### The task
Return all entries word for word, but drop any images.

(Records from a data collection)
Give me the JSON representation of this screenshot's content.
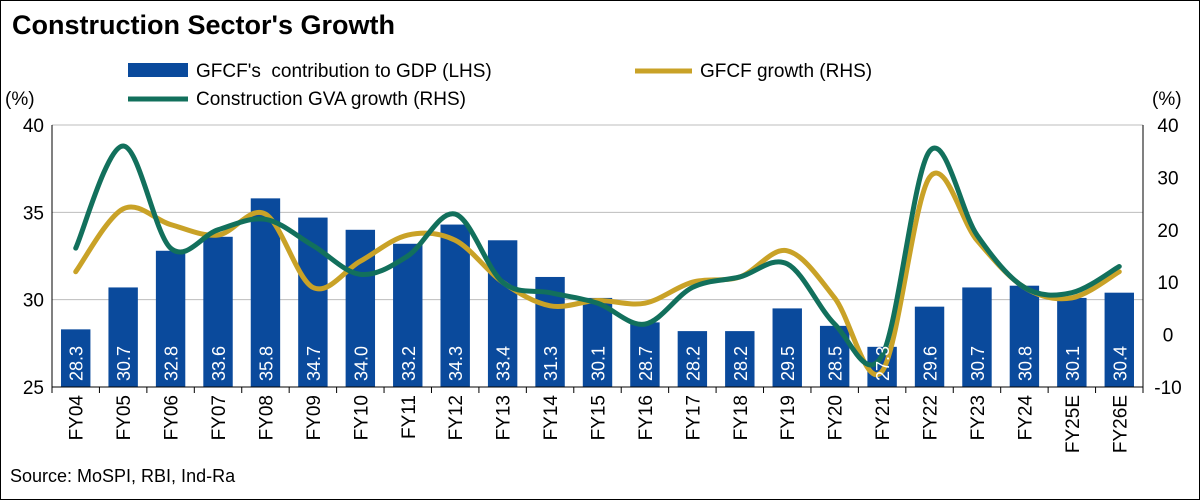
{
  "chart_data": {
    "type": "bar+line",
    "title": "Construction Sector's Growth",
    "source": "Source: MoSPI, RBI, Ind-Ra",
    "left_axis": {
      "unit": "(%)",
      "range": [
        25,
        40
      ],
      "ticks": [
        "25",
        "30",
        "35",
        "40"
      ]
    },
    "right_axis": {
      "unit": "(%)",
      "range": [
        -10,
        40
      ],
      "ticks": [
        "-10",
        "0",
        "10",
        "20",
        "30",
        "40"
      ]
    },
    "categories": [
      "FY04",
      "FY05",
      "FY06",
      "FY07",
      "FY08",
      "FY09",
      "FY10",
      "FY11",
      "FY12",
      "FY13",
      "FY14",
      "FY15",
      "FY16",
      "FY17",
      "FY18",
      "FY19",
      "FY20",
      "FY21",
      "FY22",
      "FY23",
      "FY24",
      "FY25E",
      "FY26E"
    ],
    "grid": "horizontal",
    "legend_placement": "top",
    "series": [
      {
        "name": "GFCF's  contribution to GDP (LHS)",
        "kind": "bar",
        "axis": "left",
        "color": "#0a4a9c",
        "values": [
          28.3,
          30.7,
          32.8,
          33.6,
          35.8,
          34.7,
          34.0,
          33.2,
          34.3,
          33.4,
          31.3,
          30.1,
          28.7,
          28.2,
          28.2,
          29.5,
          28.5,
          27.3,
          29.6,
          30.7,
          30.8,
          30.1,
          30.4
        ],
        "labels": [
          "28.3",
          "30.7",
          "32.8",
          "33.6",
          "35.8",
          "34.7",
          "34.0",
          "33.2",
          "34.3",
          "33.4",
          "31.3",
          "30.1",
          "28.7",
          "28.2",
          "28.2",
          "29.5",
          "28.5",
          "27.3",
          "29.6",
          "30.7",
          "30.8",
          "30.1",
          "30.4"
        ]
      },
      {
        "name": "GFCF growth (RHS)",
        "kind": "line",
        "axis": "right",
        "color": "#c9a227",
        "values": [
          12,
          24,
          21,
          19,
          23,
          9,
          14,
          19,
          18,
          10,
          5.5,
          6.5,
          6,
          10,
          11,
          16,
          7,
          -7,
          30,
          18,
          9,
          7,
          12
        ]
      },
      {
        "name": "Construction GVA growth (RHS)",
        "kind": "line",
        "axis": "right",
        "color": "#12705c",
        "values": [
          16.5,
          36,
          16.5,
          20,
          22,
          17,
          11.5,
          15,
          23,
          10,
          8,
          6,
          2,
          9,
          11,
          13.5,
          2,
          -4,
          35,
          19,
          9,
          8,
          13
        ]
      }
    ]
  }
}
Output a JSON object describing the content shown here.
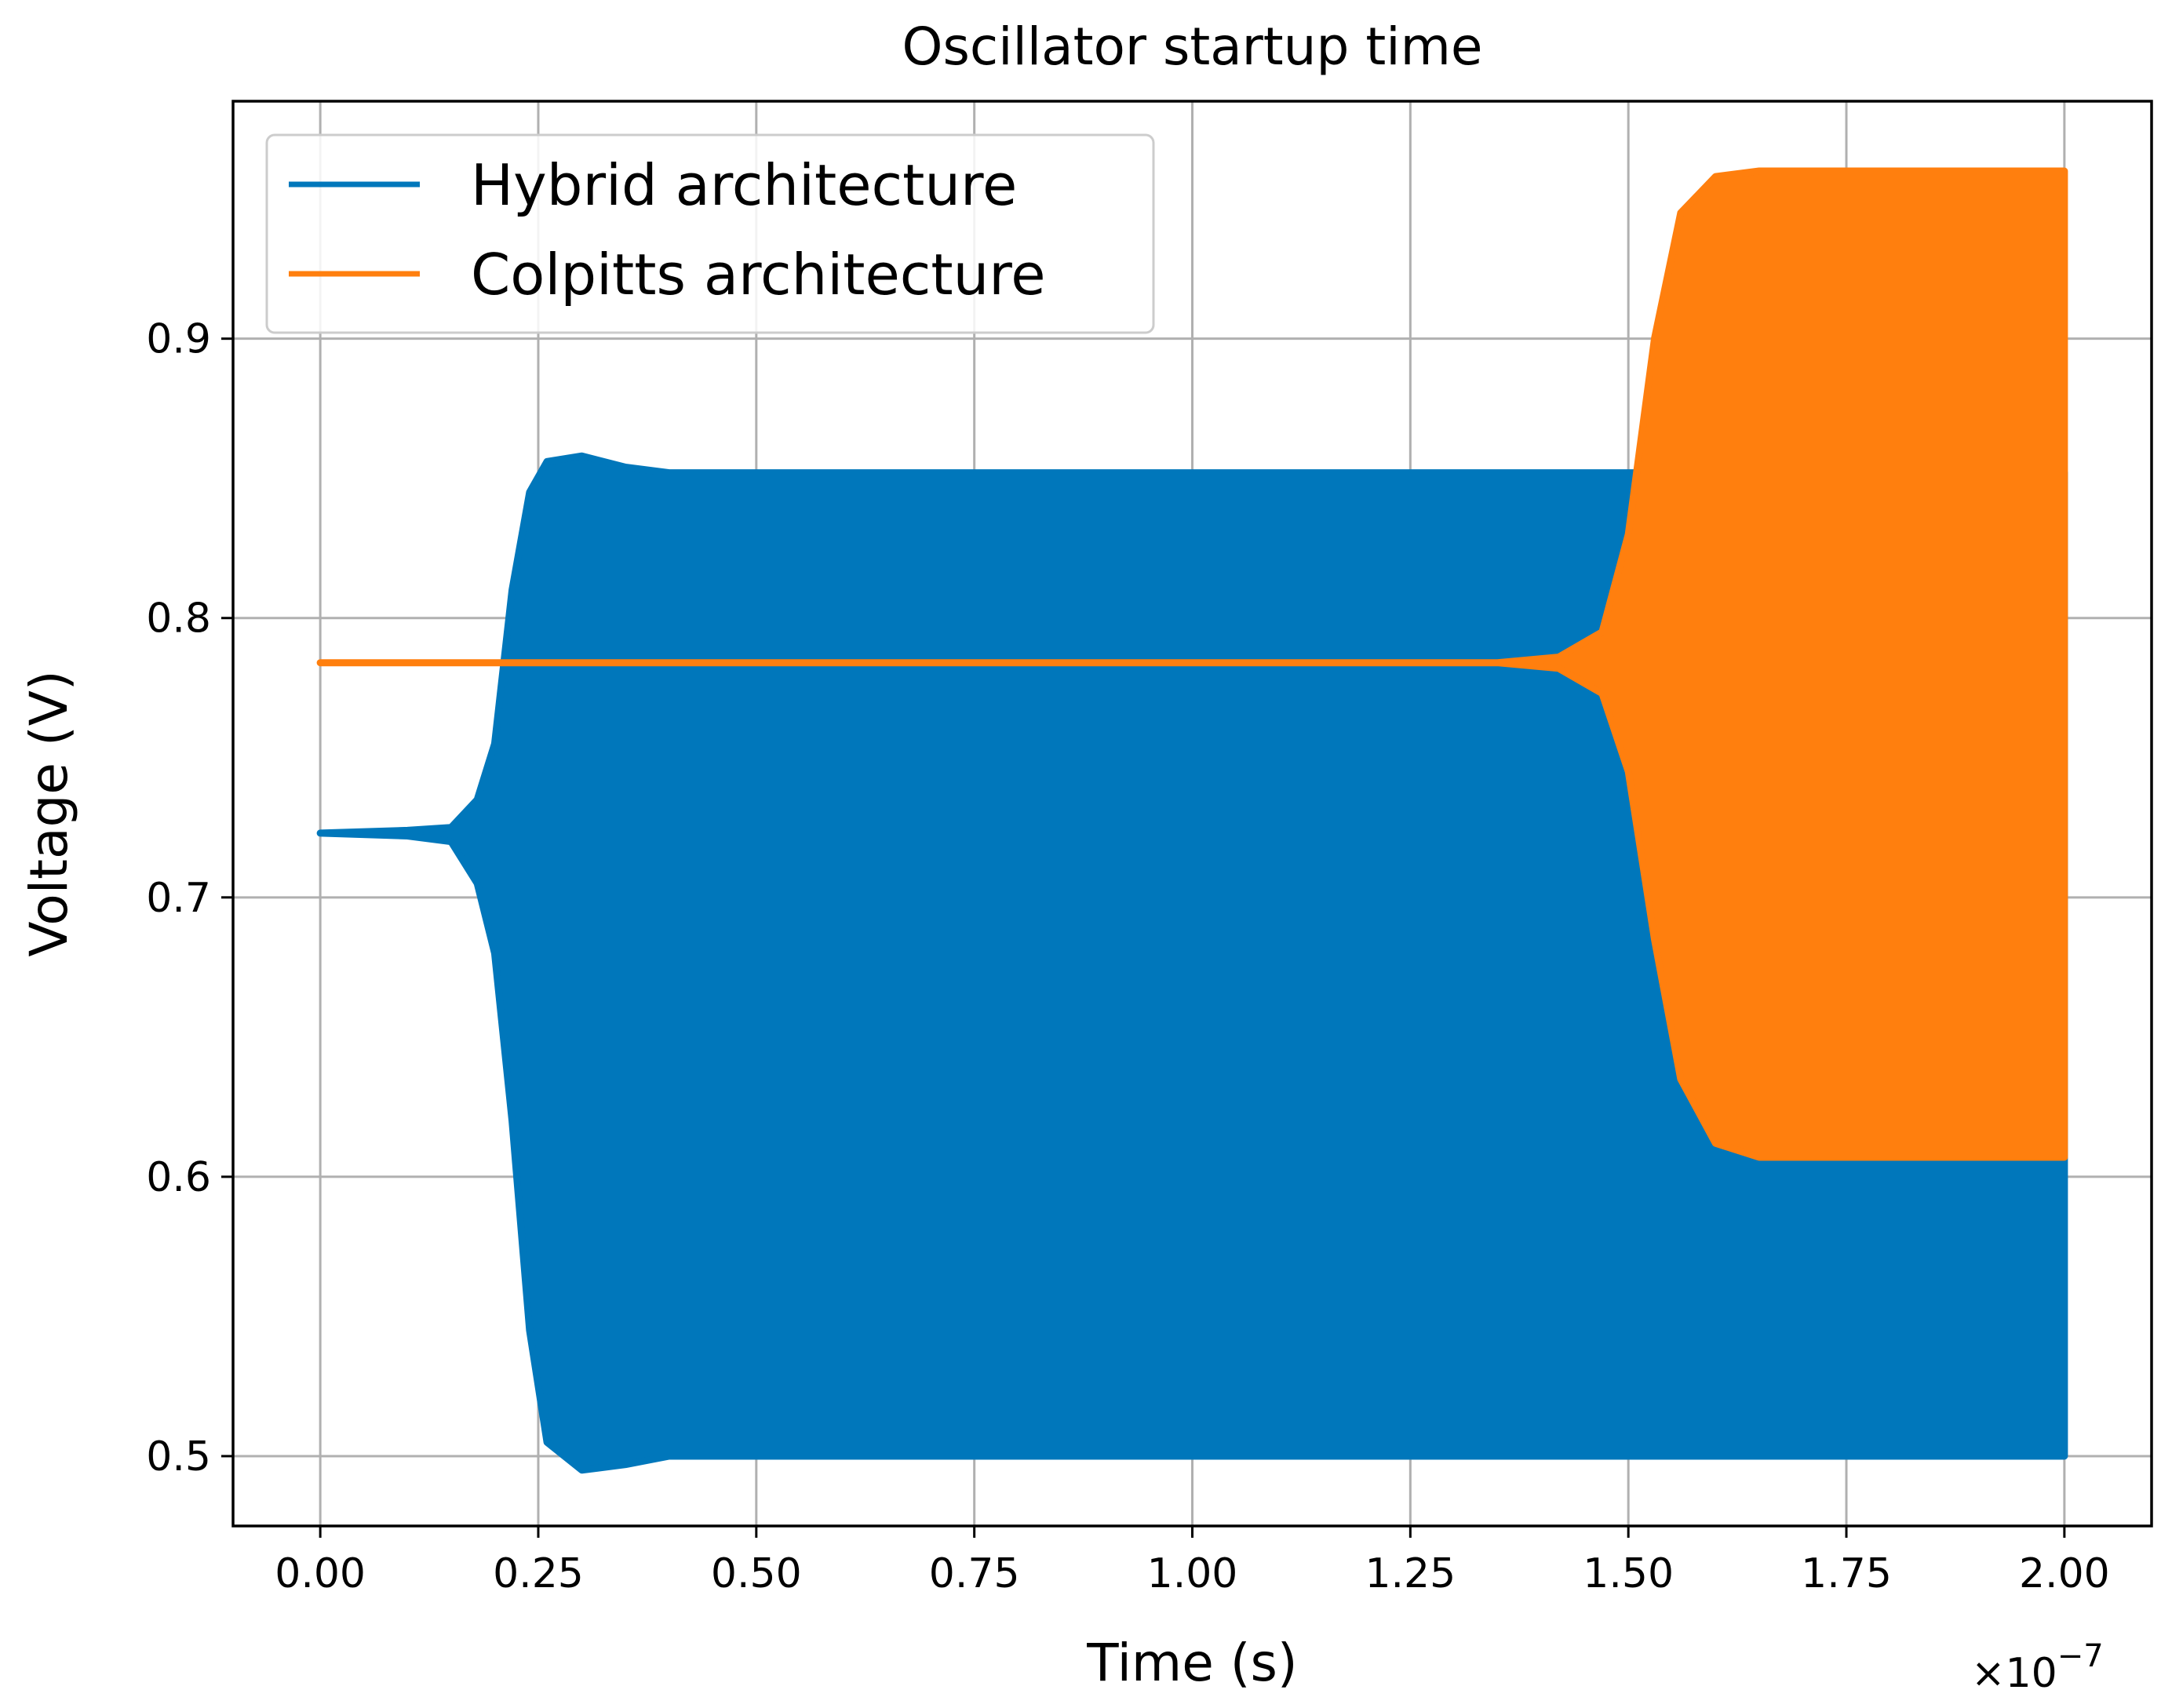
{
  "chart_data": {
    "type": "area",
    "title": "Oscillator startup time",
    "xlabel": "Time (s)",
    "ylabel": "Voltage (V)",
    "x_offset_label": "×10",
    "x_offset_exponent": "−7",
    "xlim": [
      -0.1,
      2.1
    ],
    "ylim": [
      0.475,
      0.985
    ],
    "x_ticks": [
      0.0,
      0.25,
      0.5,
      0.75,
      1.0,
      1.25,
      1.5,
      1.75,
      2.0
    ],
    "x_tick_labels": [
      "0.00",
      "0.25",
      "0.50",
      "0.75",
      "1.00",
      "1.25",
      "1.50",
      "1.75",
      "2.00"
    ],
    "y_ticks": [
      0.5,
      0.6,
      0.7,
      0.8,
      0.9
    ],
    "y_tick_labels": [
      "0.5",
      "0.6",
      "0.7",
      "0.8",
      "0.9"
    ],
    "grid": true,
    "legend_position": "top-left",
    "series": [
      {
        "name": "Hybrid architecture",
        "color": "#0077bb",
        "x": [
          0.0,
          0.1,
          0.15,
          0.18,
          0.2,
          0.22,
          0.24,
          0.26,
          0.3,
          0.35,
          0.4,
          0.5,
          1.0,
          1.5,
          2.0
        ],
        "upper": [
          0.723,
          0.724,
          0.725,
          0.735,
          0.755,
          0.81,
          0.845,
          0.856,
          0.858,
          0.854,
          0.852,
          0.852,
          0.852,
          0.852,
          0.852
        ],
        "lower": [
          0.723,
          0.722,
          0.72,
          0.705,
          0.68,
          0.62,
          0.545,
          0.505,
          0.495,
          0.497,
          0.5,
          0.5,
          0.5,
          0.5,
          0.5
        ]
      },
      {
        "name": "Colpitts architecture",
        "color": "#ff7f0e",
        "x": [
          0.0,
          1.0,
          1.35,
          1.42,
          1.47,
          1.5,
          1.53,
          1.56,
          1.6,
          1.65,
          1.7,
          2.0
        ],
        "upper": [
          0.784,
          0.784,
          0.784,
          0.786,
          0.795,
          0.83,
          0.9,
          0.945,
          0.958,
          0.96,
          0.96,
          0.96
        ],
        "lower": [
          0.784,
          0.784,
          0.784,
          0.782,
          0.773,
          0.745,
          0.685,
          0.635,
          0.612,
          0.607,
          0.607,
          0.607
        ]
      }
    ]
  }
}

### Written solution
Give me the JSON representation of this screenshot's content.
{
  "chart_data": {
    "type": "bar+line",
    "title": "Construction Sector's Growth",
    "source": "Source: MoSPI, RBI, Ind-Ra",
    "left_axis": {
      "unit": "(%)",
      "range": [
        25,
        40
      ],
      "ticks": [
        "25",
        "30",
        "35",
        "40"
      ]
    },
    "right_axis": {
      "unit": "(%)",
      "range": [
        -10,
        40
      ],
      "ticks": [
        "-10",
        "0",
        "10",
        "20",
        "30",
        "40"
      ]
    },
    "categories": [
      "FY04",
      "FY05",
      "FY06",
      "FY07",
      "FY08",
      "FY09",
      "FY10",
      "FY11",
      "FY12",
      "FY13",
      "FY14",
      "FY15",
      "FY16",
      "FY17",
      "FY18",
      "FY19",
      "FY20",
      "FY21",
      "FY22",
      "FY23",
      "FY24",
      "FY25E",
      "FY26E"
    ],
    "grid": "horizontal",
    "legend_placement": "top",
    "series": [
      {
        "name": "GFCF's  contribution to GDP (LHS)",
        "kind": "bar",
        "axis": "left",
        "color": "#0a4a9c",
        "values": [
          28.3,
          30.7,
          32.8,
          33.6,
          35.8,
          34.7,
          34.0,
          33.2,
          34.3,
          33.4,
          31.3,
          30.1,
          28.7,
          28.2,
          28.2,
          29.5,
          28.5,
          27.3,
          29.6,
          30.7,
          30.8,
          30.1,
          30.4
        ],
        "labels": [
          "28.3",
          "30.7",
          "32.8",
          "33.6",
          "35.8",
          "34.7",
          "34.0",
          "33.2",
          "34.3",
          "33.4",
          "31.3",
          "30.1",
          "28.7",
          "28.2",
          "28.2",
          "29.5",
          "28.5",
          "27.3",
          "29.6",
          "30.7",
          "30.8",
          "30.1",
          "30.4"
        ]
      },
      {
        "name": "GFCF growth (RHS)",
        "kind": "line",
        "axis": "right",
        "color": "#c9a227",
        "values": [
          12,
          24,
          21,
          19,
          23,
          9,
          14,
          19,
          18,
          10,
          5.5,
          6.5,
          6,
          10,
          11,
          16,
          7,
          -7,
          30,
          18,
          9,
          7,
          12
        ]
      },
      {
        "name": "Construction GVA growth (RHS)",
        "kind": "line",
        "axis": "right",
        "color": "#12705c",
        "values": [
          16.5,
          36,
          16.5,
          20,
          22,
          17,
          11.5,
          15,
          23,
          10,
          8,
          6,
          2,
          9,
          11,
          13.5,
          2,
          -4,
          35,
          19,
          9,
          8,
          13
        ]
      }
    ]
  }
}
Output a JSON object describing the content shown here.
{
  "chart_data": {
    "type": "area",
    "title": "Oscillator startup time",
    "xlabel": "Time (s)",
    "ylabel": "Voltage (V)",
    "x_offset_label": "×10",
    "x_offset_exponent": "−7",
    "xlim": [
      -0.1,
      2.1
    ],
    "ylim": [
      0.475,
      0.985
    ],
    "x_ticks": [
      0.0,
      0.25,
      0.5,
      0.75,
      1.0,
      1.25,
      1.5,
      1.75,
      2.0
    ],
    "x_tick_labels": [
      "0.00",
      "0.25",
      "0.50",
      "0.75",
      "1.00",
      "1.25",
      "1.50",
      "1.75",
      "2.00"
    ],
    "y_ticks": [
      0.5,
      0.6,
      0.7,
      0.8,
      0.9
    ],
    "y_tick_labels": [
      "0.5",
      "0.6",
      "0.7",
      "0.8",
      "0.9"
    ],
    "grid": true,
    "legend_position": "top-left",
    "series": [
      {
        "name": "Hybrid architecture",
        "color": "#0077bb",
        "x": [
          0.0,
          0.1,
          0.15,
          0.18,
          0.2,
          0.22,
          0.24,
          0.26,
          0.3,
          0.35,
          0.4,
          0.5,
          1.0,
          1.5,
          2.0
        ],
        "upper": [
          0.723,
          0.724,
          0.725,
          0.735,
          0.755,
          0.81,
          0.845,
          0.856,
          0.858,
          0.854,
          0.852,
          0.852,
          0.852,
          0.852,
          0.852
        ],
        "lower": [
          0.723,
          0.722,
          0.72,
          0.705,
          0.68,
          0.62,
          0.545,
          0.505,
          0.495,
          0.497,
          0.5,
          0.5,
          0.5,
          0.5,
          0.5
        ]
      },
      {
        "name": "Colpitts architecture",
        "color": "#ff7f0e",
        "x": [
          0.0,
          1.0,
          1.35,
          1.42,
          1.47,
          1.5,
          1.53,
          1.56,
          1.6,
          1.65,
          1.7,
          2.0
        ],
        "upper": [
          0.784,
          0.784,
          0.784,
          0.786,
          0.795,
          0.83,
          0.9,
          0.945,
          0.958,
          0.96,
          0.96,
          0.96
        ],
        "lower": [
          0.784,
          0.784,
          0.784,
          0.782,
          0.773,
          0.745,
          0.685,
          0.635,
          0.612,
          0.607,
          0.607,
          0.607
        ]
      }
    ]
  }
}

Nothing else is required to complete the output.